Excerpted data >>
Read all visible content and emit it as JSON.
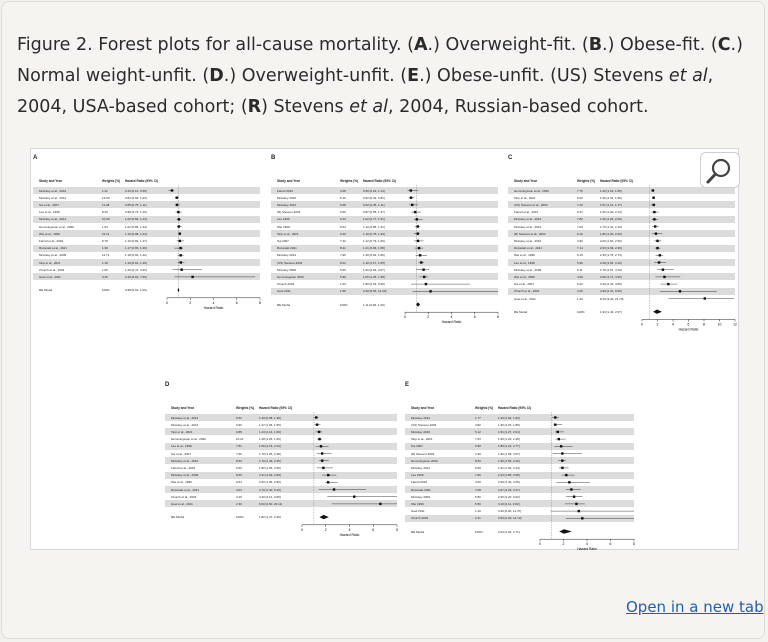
{
  "caption": {
    "figure_label": "Figure 2. Forest plots for all-cause mortality. (",
    "a": "A",
    "a_text": ".) Overweight-fit. (",
    "b": "B",
    "b_text": ".) Obese-fit. (",
    "c": "C",
    "c_text": ".) Normal weight-unfit. (",
    "d": "D",
    "d_text": ".) Overweight-unfit. (",
    "e": "E",
    "e_text": ".) Obese-unfit. (US) Stevens ",
    "etal1": "et al",
    "mid": ", 2004, USA-based cohort; (",
    "r": "R",
    "r_text": ") Stevens ",
    "etal2": "et al",
    "end": ", 2004, Russian-based cohort."
  },
  "open_link": "Open in a new tab",
  "icons": {
    "zoom": "magnifier-icon"
  },
  "table_headers": {
    "study": "Study and Year",
    "weight": "Weights (%)",
    "hr": "Hazard Ratio (95% CI)"
  },
  "axis_label": "Hazard Ratio",
  "panels": [
    {
      "id": "A",
      "rows": [
        {
          "study": "McAuley et al., 2010",
          "weight": "1.41",
          "hr": "0.43 [0.12, 0.59]",
          "est": 0.43,
          "lo": 0.12,
          "hi": 0.59
        },
        {
          "study": "McAuley et al., 2012",
          "weight": "13.60",
          "hr": "0.84 [0.69, 1.03]",
          "est": 0.84,
          "lo": 0.69,
          "hi": 1.03
        },
        {
          "study": "Sui et al., 2007",
          "weight": "11.28",
          "hr": "0.85 [0.75, 1.11]",
          "est": 0.85,
          "lo": 0.75,
          "hi": 1.11
        },
        {
          "study": "Lee et al., 1999",
          "weight": "8.40",
          "hr": "0.98 [0.73, 1.26]",
          "est": 0.98,
          "lo": 0.73,
          "hi": 1.26
        },
        {
          "study": "McAuley et al., 2014",
          "weight": "10.09",
          "hr": "1.02 [0.84, 1.23]",
          "est": 1.02,
          "lo": 0.84,
          "hi": 1.23
        },
        {
          "study": "Hemmingsson et al., 2020",
          "weight": "1.63",
          "hr": "1.02 [0.85, 1.24]",
          "est": 1.02,
          "lo": 0.85,
          "hi": 1.24
        },
        {
          "study": "Wei et al., 1999",
          "weight": "21.11",
          "hr": "1.10 [0.98, 1.23]",
          "est": 1.1,
          "lo": 0.98,
          "hi": 1.23
        },
        {
          "study": "Farrell et al., 2004",
          "weight": "9.79",
          "hr": "1.10 [0.83, 1.47]",
          "est": 1.1,
          "lo": 0.83,
          "hi": 1.47
        },
        {
          "study": "Rozanski et al., 2021",
          "weight": "1.39",
          "hr": "1.17 [0.65, 1.39]",
          "est": 1.17,
          "lo": 0.65,
          "hi": 1.39
        },
        {
          "study": "McAuley et al., 2009",
          "weight": "12.71",
          "hr": "1.18 [0.93, 1.42]",
          "est": 1.18,
          "lo": 0.93,
          "hi": 1.42
        },
        {
          "study": "Tarp et al., 2021",
          "weight": "1.18",
          "hr": "1.19 [0.91, 1.49]",
          "est": 1.19,
          "lo": 0.91,
          "hi": 1.49
        },
        {
          "study": "Church et al., 2004",
          "weight": "1.05",
          "hr": "1.26 [0.47, 3.00]",
          "est": 1.26,
          "lo": 0.47,
          "hi": 3.0
        },
        {
          "study": "Goel et al., 2011",
          "weight": "3.40",
          "hr": "2.20 [0.64, 7.59]",
          "est": 2.2,
          "lo": 0.64,
          "hi": 7.59
        }
      ],
      "summary": {
        "study": "RE Model",
        "weight": "100%",
        "hr": "0.98 [0.91, 1.06]",
        "est": 0.98,
        "lo": 0.91,
        "hi": 1.06
      },
      "ticks": [
        "0",
        "2",
        "4",
        "6",
        "8"
      ],
      "xmax": 8
    },
    {
      "id": "B",
      "rows": [
        {
          "study": "Farrell 2010",
          "weight": "3.28",
          "hr": "0.50 [0.22, 1.13]",
          "est": 0.5,
          "lo": 0.22,
          "hi": 1.13
        },
        {
          "study": "McAuley 2010",
          "weight": "6.16",
          "hr": "0.52 [0.33, 0.81]",
          "est": 0.52,
          "lo": 0.33,
          "hi": 0.81
        },
        {
          "study": "McAuley 2012",
          "weight": "6.68",
          "hr": "0.62 [0.35, 1.11]",
          "est": 0.62,
          "lo": 0.35,
          "hi": 1.11
        },
        {
          "study": "(R) Stevens 2004",
          "weight": "6.56",
          "hr": "0.87 [0.55, 1.37]",
          "est": 0.87,
          "lo": 0.55,
          "hi": 1.37
        },
        {
          "study": "Lee 1999",
          "weight": "6.23",
          "hr": "1.02 [0.77, 1.51]",
          "est": 1.02,
          "lo": 0.77,
          "hi": 1.51
        },
        {
          "study": "Wei 1999",
          "weight": "9.54",
          "hr": "1.10 [0.85, 1.31]",
          "est": 1.1,
          "lo": 0.85,
          "hi": 1.31
        },
        {
          "study": "Tarp et al., 2021",
          "weight": "3.29",
          "hr": "1.10 [0.75, 1.29]",
          "est": 1.1,
          "lo": 0.75,
          "hi": 1.29
        },
        {
          "study": "Sui 2007",
          "weight": "7.42",
          "hr": "1.12 [0.79, 1.60]",
          "est": 1.12,
          "lo": 0.79,
          "hi": 1.6
        },
        {
          "study": "Rozanski 2021",
          "weight": "8.41",
          "hr": "1.21 [0.84, 1.58]",
          "est": 1.21,
          "lo": 0.84,
          "hi": 1.58
        },
        {
          "study": "McAuley 2014",
          "weight": "7.96",
          "hr": "1.30 [0.92, 1.89]",
          "est": 1.3,
          "lo": 0.92,
          "hi": 1.89
        },
        {
          "study": "(US) Stevens 2004",
          "weight": "8.22",
          "hr": "1.40 [1.17, 1.65]",
          "est": 1.4,
          "lo": 1.17,
          "hi": 1.65
        },
        {
          "study": "McAuley 2009",
          "weight": "5.65",
          "hr": "1.60 [0.93, 2.07]",
          "est": 1.6,
          "lo": 0.93,
          "hi": 2.07
        },
        {
          "study": "Hemmingsson 2020",
          "weight": "5.99",
          "hr": "1.65 [1.25, 1.98]",
          "est": 1.65,
          "lo": 1.25,
          "hi": 1.98
        },
        {
          "study": "Church 2004",
          "weight": "1.02",
          "hr": "1.80 [0.53, 5.60]",
          "est": 1.8,
          "lo": 0.53,
          "hi": 5.6
        },
        {
          "study": "Goel 2011",
          "weight": "1.55",
          "hr": "2.20 [0.66, 14.33]",
          "est": 2.2,
          "lo": 0.66,
          "hi": 14.33
        }
      ],
      "summary": {
        "study": "RE Model",
        "weight": "100%",
        "hr": "1.11 [0.96, 1.30]",
        "est": 1.11,
        "lo": 0.96,
        "hi": 1.3
      },
      "ticks": [
        "0",
        "2",
        "4",
        "6",
        "8"
      ],
      "xmax": 8
    },
    {
      "id": "C",
      "rows": [
        {
          "study": "Hemmingsson et al., 2020",
          "weight": "7.75",
          "hr": "1.40 [1.19, 1.65]",
          "est": 1.4,
          "lo": 1.19,
          "hi": 1.65
        },
        {
          "study": "Tarp et al., 2021",
          "weight": "6.20",
          "hr": "1.50 [1.31, 1.65]",
          "est": 1.5,
          "lo": 1.31,
          "hi": 1.65
        },
        {
          "study": "(US) Stevens et al., 2004",
          "weight": "7.42",
          "hr": "1.51 [1.12, 1.77]",
          "est": 1.51,
          "lo": 1.12,
          "hi": 1.77
        },
        {
          "study": "Farrell et al., 2010",
          "weight": "6.37",
          "hr": "1.60 [1.20, 2.13]",
          "est": 1.6,
          "lo": 1.2,
          "hi": 2.13
        },
        {
          "study": "McAuley et al., 2012",
          "weight": "7.82",
          "hr": "1.60 [1.26, 2.06]",
          "est": 1.6,
          "lo": 1.26,
          "hi": 2.06
        },
        {
          "study": "McAuley et al., 2014",
          "weight": "7.69",
          "hr": "1.70 [1.32, 2.19]",
          "est": 1.7,
          "lo": 1.32,
          "hi": 2.19
        },
        {
          "study": "(R) Stevens et al., 2004",
          "weight": "6.16",
          "hr": "1.80 [1.32, 2.63]",
          "est": 1.8,
          "lo": 1.32,
          "hi": 2.63
        },
        {
          "study": "McAuley et al., 2010",
          "weight": "3.90",
          "hr": "2.00 [1.60, 2.50]",
          "est": 2.0,
          "lo": 1.6,
          "hi": 2.5
        },
        {
          "study": "Rozanski et al., 2021",
          "weight": "7.14",
          "hr": "2.00 [1.69, 2.36]",
          "est": 2.0,
          "lo": 1.69,
          "hi": 2.36
        },
        {
          "study": "Wei et al., 1999",
          "weight": "6.19",
          "hr": "2.30 [1.76, 2.74]",
          "est": 2.3,
          "lo": 1.76,
          "hi": 2.74
        },
        {
          "study": "Lee et al., 1998",
          "weight": "5.99",
          "hr": "2.20 [1.54, 3.10]",
          "est": 2.2,
          "lo": 1.54,
          "hi": 3.1
        },
        {
          "study": "McAuley et al., 2009",
          "weight": "6.11",
          "hr": "2.70 [1.97, 4.10]",
          "est": 2.7,
          "lo": 1.97,
          "hi": 4.1
        },
        {
          "study": "Wei et al., 2006",
          "weight": "4.99",
          "hr": "2.90 [1.71, 4.93]",
          "est": 2.9,
          "lo": 1.71,
          "hi": 4.93
        },
        {
          "study": "Sui et al., 2007",
          "weight": "6.22",
          "hr": "3.40 [2.41, 4.56]",
          "est": 3.4,
          "lo": 2.41,
          "hi": 4.56
        },
        {
          "study": "Church et al., 2004",
          "weight": "3.25",
          "hr": "4.90 [2.31, 9.66]",
          "est": 4.9,
          "lo": 2.31,
          "hi": 9.66
        },
        {
          "study": "Goel et al., 2011",
          "weight": "1.40",
          "hr": "8.10 [3.40, 21.70]",
          "est": 8.1,
          "lo": 3.4,
          "hi": 11.9
        }
      ],
      "summary": {
        "study": "RE Model",
        "weight": "100%",
        "hr": "1.93 [1.43, 2.57]",
        "est": 1.93,
        "lo": 1.43,
        "hi": 2.57
      },
      "ticks": [
        "0",
        "2",
        "4",
        "6",
        "8",
        "10",
        "12"
      ],
      "xmax": 12
    },
    {
      "id": "D",
      "rows": [
        {
          "study": "McAuley et al., 2012",
          "weight": "9.52",
          "hr": "1.20 [0.98, 1.38]",
          "est": 1.2,
          "lo": 0.98,
          "hi": 1.38
        },
        {
          "study": "McAuley et al., 2014",
          "weight": "9.90",
          "hr": "1.27 [1.06, 1.55]",
          "est": 1.27,
          "lo": 1.06,
          "hi": 1.55
        },
        {
          "study": "Tarp et al., 2021",
          "weight": "9.85",
          "hr": "1.44 [1.14, 1.69]",
          "est": 1.44,
          "lo": 1.14,
          "hi": 1.69
        },
        {
          "study": "Hemmingsson et al., 2020",
          "weight": "10.21",
          "hr": "1.48 [1.26, 1.69]",
          "est": 1.48,
          "lo": 1.26,
          "hi": 1.69
        },
        {
          "study": "Lee et al., 1999",
          "weight": "7.81",
          "hr": "1.60 [1.15, 2.23]",
          "est": 1.6,
          "lo": 1.15,
          "hi": 2.23
        },
        {
          "study": "Sui et al., 2007",
          "weight": "7.56",
          "hr": "1.70 [1.25, 2.48]",
          "est": 1.7,
          "lo": 1.25,
          "hi": 2.48
        },
        {
          "study": "McAuley et al., 2010",
          "weight": "8.53",
          "hr": "1.70 [1.43, 2.25]",
          "est": 1.7,
          "lo": 1.43,
          "hi": 2.25
        },
        {
          "study": "Farrell et al., 2010",
          "weight": "6.60",
          "hr": "1.80 [1.25, 2.59]",
          "est": 1.8,
          "lo": 1.25,
          "hi": 2.59
        },
        {
          "study": "McAuley et al., 2009",
          "weight": "8.60",
          "hr": "2.21 [1.69, 2.89]",
          "est": 2.21,
          "lo": 1.69,
          "hi": 2.89
        },
        {
          "study": "Wei et al., 1999",
          "weight": "9.54",
          "hr": "2.20 [1.95, 2.99]",
          "est": 2.2,
          "lo": 1.95,
          "hi": 2.99
        },
        {
          "study": "Rozanski et al., 2021",
          "weight": "4.64",
          "hr": "2.70 [1.40, 5.40]",
          "est": 2.7,
          "lo": 1.4,
          "hi": 5.4
        },
        {
          "study": "Church et al., 2004",
          "weight": "4.20",
          "hr": "4.40 [2.13, 9.05]",
          "est": 4.4,
          "lo": 2.13,
          "hi": 9.05
        },
        {
          "study": "Goel et al., 2011",
          "weight": "2.30",
          "hr": "6.60 [2.50, 20.11]",
          "est": 6.6,
          "lo": 2.5,
          "hi": 9.0
        }
      ],
      "summary": {
        "study": "RE Model",
        "weight": "100%",
        "hr": "1.82 [1.47, 2.26]",
        "est": 1.82,
        "lo": 1.47,
        "hi": 2.26
      },
      "ticks": [
        "0",
        "2",
        "4",
        "6",
        "8"
      ],
      "xmax": 8
    },
    {
      "id": "E",
      "rows": [
        {
          "study": "McAuley 2012",
          "weight": "1.77",
          "hr": "1.30 [1.00, 1.60]",
          "est": 1.3,
          "lo": 1.0,
          "hi": 1.6
        },
        {
          "study": "(US) Stevens 2004",
          "weight": "3.82",
          "hr": "1.30 [1.15, 1.89]",
          "est": 1.3,
          "lo": 1.15,
          "hi": 1.89
        },
        {
          "study": "McAuley 2010",
          "weight": "5.12",
          "hr": "1.51 [1.27, 2.04]",
          "est": 1.51,
          "lo": 1.27,
          "hi": 2.04
        },
        {
          "study": "Tarp et al., 2021",
          "weight": "7.53",
          "hr": "1.60 [1.32, 2.18]",
          "est": 1.6,
          "lo": 1.32,
          "hi": 2.18
        },
        {
          "study": "Sui 2007",
          "weight": "5.99",
          "hr": "1.80 [1.22, 2.77]",
          "est": 1.8,
          "lo": 1.22,
          "hi": 2.77
        },
        {
          "study": "(R) Stevens 2004",
          "weight": "2.39",
          "hr": "1.90 [1.09, 3.57]",
          "est": 1.9,
          "lo": 1.09,
          "hi": 3.57
        },
        {
          "study": "Hemmingsson 2020",
          "weight": "8.50",
          "hr": "1.90 [1.56, 2.20]",
          "est": 1.9,
          "lo": 1.56,
          "hi": 2.2
        },
        {
          "study": "McAuley 2014",
          "weight": "6.09",
          "hr": "1.91 [1.60, 2.44]",
          "est": 1.91,
          "lo": 1.6,
          "hi": 2.44
        },
        {
          "study": "Lee 1999",
          "weight": "7.66",
          "hr": "2.24 [1.85, 2.95]",
          "est": 2.24,
          "lo": 1.85,
          "hi": 2.95
        },
        {
          "study": "Farrell 2010",
          "weight": "4.60",
          "hr": "2.50 [1.40, 4.25]",
          "est": 2.5,
          "lo": 1.4,
          "hi": 4.25
        },
        {
          "study": "Rozanski 2021",
          "weight": "7.68",
          "hr": "2.67 [2.20, 3.47]",
          "est": 2.67,
          "lo": 2.2,
          "hi": 3.47
        },
        {
          "study": "McAuley 2009",
          "weight": "5.80",
          "hr": "2.90 [2.20, 3.62]",
          "est": 2.9,
          "lo": 2.2,
          "hi": 3.62
        },
        {
          "study": "Wei 1999",
          "weight": "5.59",
          "hr": "3.10 [2.11, 3.82]",
          "est": 3.1,
          "lo": 2.11,
          "hi": 3.82
        },
        {
          "study": "Goel 2011",
          "weight": "1.40",
          "hr": "3.30 [0.90, 11.37]",
          "est": 3.3,
          "lo": 0.9,
          "hi": 8.0
        },
        {
          "study": "Church 2004",
          "weight": "2.41",
          "hr": "3.60 [2.20, 12.72]",
          "est": 3.6,
          "lo": 2.2,
          "hi": 8.0
        }
      ],
      "summary": {
        "study": "RE Model",
        "weight": "100%",
        "hr": "2.04 [1.64, 2.71]",
        "est": 2.04,
        "lo": 1.64,
        "hi": 2.71
      },
      "ticks": [
        "0",
        "2",
        "4",
        "6",
        "8"
      ],
      "xmax": 8
    }
  ]
}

What you have to do >> Show, from the listing above, each line that contains the word "Stevens".

Answer for this exercise >>
    "e_text": ".) Obese-unfit. (US) Stevens ",
    "r_text": ") Stevens ",
          "study": "(R) Stevens 2004",
          "study": "(US) Stevens 2004",
          "study": "(US) Stevens et al., 2004",
          "study": "(R) Stevens et al., 2004",
          "study": "(US) Stevens 2004",
          "study": "(R) Stevens 2004",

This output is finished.